----- Provided records

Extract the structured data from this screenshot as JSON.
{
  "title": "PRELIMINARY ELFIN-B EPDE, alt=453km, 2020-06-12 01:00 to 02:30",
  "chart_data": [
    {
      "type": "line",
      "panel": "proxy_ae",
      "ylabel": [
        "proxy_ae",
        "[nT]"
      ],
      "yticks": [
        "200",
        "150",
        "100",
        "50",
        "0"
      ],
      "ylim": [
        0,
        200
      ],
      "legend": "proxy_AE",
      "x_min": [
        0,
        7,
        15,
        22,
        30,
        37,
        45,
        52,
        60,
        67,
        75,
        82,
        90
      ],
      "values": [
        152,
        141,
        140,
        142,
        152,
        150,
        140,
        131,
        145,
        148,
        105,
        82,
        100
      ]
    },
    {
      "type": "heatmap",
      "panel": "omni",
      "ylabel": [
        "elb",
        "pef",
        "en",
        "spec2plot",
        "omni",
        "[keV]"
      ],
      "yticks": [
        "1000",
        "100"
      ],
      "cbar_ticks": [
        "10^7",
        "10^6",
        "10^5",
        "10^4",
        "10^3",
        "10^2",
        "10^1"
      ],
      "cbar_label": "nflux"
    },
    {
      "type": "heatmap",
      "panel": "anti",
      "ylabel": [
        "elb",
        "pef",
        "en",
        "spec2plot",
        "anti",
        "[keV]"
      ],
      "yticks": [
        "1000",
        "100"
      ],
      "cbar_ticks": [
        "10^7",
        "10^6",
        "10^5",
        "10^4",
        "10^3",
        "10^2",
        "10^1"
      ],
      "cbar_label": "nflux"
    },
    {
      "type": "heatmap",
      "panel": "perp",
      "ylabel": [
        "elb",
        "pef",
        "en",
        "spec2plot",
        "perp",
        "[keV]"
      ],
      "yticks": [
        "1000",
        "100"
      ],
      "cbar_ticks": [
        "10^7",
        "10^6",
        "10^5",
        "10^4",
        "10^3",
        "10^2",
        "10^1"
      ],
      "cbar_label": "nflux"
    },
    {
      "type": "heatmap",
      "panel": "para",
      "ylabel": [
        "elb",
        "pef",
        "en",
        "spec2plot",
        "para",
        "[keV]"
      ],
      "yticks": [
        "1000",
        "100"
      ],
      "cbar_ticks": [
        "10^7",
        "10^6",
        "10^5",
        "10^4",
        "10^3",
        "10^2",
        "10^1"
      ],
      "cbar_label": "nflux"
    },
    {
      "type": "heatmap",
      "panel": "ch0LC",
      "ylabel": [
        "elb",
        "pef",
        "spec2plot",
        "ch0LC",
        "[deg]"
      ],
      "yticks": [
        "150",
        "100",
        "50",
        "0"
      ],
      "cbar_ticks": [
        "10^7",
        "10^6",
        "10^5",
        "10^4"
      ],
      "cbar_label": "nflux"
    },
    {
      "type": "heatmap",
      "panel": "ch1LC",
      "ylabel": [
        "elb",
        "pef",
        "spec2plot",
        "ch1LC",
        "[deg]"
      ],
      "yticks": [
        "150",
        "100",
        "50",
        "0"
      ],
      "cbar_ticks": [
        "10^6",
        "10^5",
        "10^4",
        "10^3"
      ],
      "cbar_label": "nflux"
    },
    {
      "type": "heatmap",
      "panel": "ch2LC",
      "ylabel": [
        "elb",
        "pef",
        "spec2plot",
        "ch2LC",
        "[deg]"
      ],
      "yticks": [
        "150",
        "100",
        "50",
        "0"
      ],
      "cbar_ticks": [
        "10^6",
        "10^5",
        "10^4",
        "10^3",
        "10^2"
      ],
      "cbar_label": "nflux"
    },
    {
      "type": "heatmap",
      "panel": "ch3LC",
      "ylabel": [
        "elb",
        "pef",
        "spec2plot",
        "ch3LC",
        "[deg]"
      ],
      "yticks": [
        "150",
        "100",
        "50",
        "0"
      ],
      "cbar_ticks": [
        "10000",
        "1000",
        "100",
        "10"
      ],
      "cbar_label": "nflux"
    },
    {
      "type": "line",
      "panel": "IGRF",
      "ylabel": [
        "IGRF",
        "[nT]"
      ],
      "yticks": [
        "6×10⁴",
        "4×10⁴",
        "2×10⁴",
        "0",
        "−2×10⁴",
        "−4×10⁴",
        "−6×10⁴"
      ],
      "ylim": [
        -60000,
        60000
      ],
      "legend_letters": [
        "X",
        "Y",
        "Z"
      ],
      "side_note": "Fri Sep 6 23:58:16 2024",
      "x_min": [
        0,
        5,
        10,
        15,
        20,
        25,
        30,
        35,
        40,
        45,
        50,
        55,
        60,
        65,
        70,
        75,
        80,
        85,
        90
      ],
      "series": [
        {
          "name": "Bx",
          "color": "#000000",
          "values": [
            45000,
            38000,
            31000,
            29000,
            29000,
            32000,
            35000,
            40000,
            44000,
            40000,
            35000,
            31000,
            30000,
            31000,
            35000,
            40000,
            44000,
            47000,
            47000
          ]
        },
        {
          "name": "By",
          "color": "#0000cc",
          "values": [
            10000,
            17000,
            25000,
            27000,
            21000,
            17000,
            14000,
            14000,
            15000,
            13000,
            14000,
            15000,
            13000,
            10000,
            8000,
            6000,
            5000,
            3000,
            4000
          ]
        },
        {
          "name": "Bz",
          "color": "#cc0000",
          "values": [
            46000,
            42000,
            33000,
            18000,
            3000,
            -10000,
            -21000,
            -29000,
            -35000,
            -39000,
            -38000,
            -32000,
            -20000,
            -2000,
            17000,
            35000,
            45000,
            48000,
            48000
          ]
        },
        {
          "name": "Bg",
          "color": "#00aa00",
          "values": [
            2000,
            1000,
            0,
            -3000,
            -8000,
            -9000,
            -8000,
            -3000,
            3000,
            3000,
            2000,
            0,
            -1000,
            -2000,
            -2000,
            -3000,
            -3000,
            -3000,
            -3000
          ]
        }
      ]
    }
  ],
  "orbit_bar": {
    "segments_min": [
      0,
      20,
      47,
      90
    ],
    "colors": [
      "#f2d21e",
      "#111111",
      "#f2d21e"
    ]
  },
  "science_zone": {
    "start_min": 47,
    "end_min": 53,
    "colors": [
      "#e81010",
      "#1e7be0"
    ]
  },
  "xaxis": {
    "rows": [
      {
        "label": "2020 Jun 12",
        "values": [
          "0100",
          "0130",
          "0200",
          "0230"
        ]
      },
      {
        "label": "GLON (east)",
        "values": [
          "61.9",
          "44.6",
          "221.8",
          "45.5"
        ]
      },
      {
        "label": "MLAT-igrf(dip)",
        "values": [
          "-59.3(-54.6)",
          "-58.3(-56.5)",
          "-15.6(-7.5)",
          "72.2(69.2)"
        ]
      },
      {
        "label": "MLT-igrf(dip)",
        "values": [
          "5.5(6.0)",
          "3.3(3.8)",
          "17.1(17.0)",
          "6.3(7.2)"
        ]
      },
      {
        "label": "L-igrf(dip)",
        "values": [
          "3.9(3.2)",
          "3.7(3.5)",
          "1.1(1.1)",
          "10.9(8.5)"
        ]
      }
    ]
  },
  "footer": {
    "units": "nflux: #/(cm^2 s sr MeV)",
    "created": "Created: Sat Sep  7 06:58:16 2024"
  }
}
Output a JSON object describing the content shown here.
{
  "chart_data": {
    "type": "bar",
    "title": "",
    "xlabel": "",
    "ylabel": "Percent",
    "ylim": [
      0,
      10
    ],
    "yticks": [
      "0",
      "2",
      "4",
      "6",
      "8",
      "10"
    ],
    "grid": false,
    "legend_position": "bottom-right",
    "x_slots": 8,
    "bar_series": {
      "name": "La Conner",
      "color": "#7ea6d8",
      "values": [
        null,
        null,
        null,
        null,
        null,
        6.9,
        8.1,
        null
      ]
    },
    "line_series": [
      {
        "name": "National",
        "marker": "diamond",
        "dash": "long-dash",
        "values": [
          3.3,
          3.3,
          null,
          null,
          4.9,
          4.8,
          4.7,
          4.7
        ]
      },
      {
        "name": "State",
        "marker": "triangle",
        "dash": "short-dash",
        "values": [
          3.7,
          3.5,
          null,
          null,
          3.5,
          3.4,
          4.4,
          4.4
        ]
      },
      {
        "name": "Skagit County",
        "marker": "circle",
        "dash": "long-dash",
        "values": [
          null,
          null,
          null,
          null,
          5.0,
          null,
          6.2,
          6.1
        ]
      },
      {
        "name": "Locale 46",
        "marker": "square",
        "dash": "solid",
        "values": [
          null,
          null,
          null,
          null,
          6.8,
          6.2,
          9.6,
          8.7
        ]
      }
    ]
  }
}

----------

- Exercise goal: Reproduce exactly the lines from the one containing "Output a JSON" through the last line of the records above, including both, and nothing else.

- Completed exercise:
Output a JSON object describing the content shown here.
{
  "chart_data": {
    "type": "bar",
    "title": "",
    "xlabel": "",
    "ylabel": "Percent",
    "ylim": [
      0,
      10
    ],
    "yticks": [
      "0",
      "2",
      "4",
      "6",
      "8",
      "10"
    ],
    "grid": false,
    "legend_position": "bottom-right",
    "x_slots": 8,
    "bar_series": {
      "name": "La Conner",
      "color": "#7ea6d8",
      "values": [
        null,
        null,
        null,
        null,
        null,
        6.9,
        8.1,
        null
      ]
    },
    "line_series": [
      {
        "name": "National",
        "marker": "diamond",
        "dash": "long-dash",
        "values": [
          3.3,
          3.3,
          null,
          null,
          4.9,
          4.8,
          4.7,
          4.7
        ]
      },
      {
        "name": "State",
        "marker": "triangle",
        "dash": "short-dash",
        "values": [
          3.7,
          3.5,
          null,
          null,
          3.5,
          3.4,
          4.4,
          4.4
        ]
      },
      {
        "name": "Skagit County",
        "marker": "circle",
        "dash": "long-dash",
        "values": [
          null,
          null,
          null,
          null,
          5.0,
          null,
          6.2,
          6.1
        ]
      },
      {
        "name": "Locale 46",
        "marker": "square",
        "dash": "solid",
        "values": [
          null,
          null,
          null,
          null,
          6.8,
          6.2,
          9.6,
          8.7
        ]
      }
    ]
  }
}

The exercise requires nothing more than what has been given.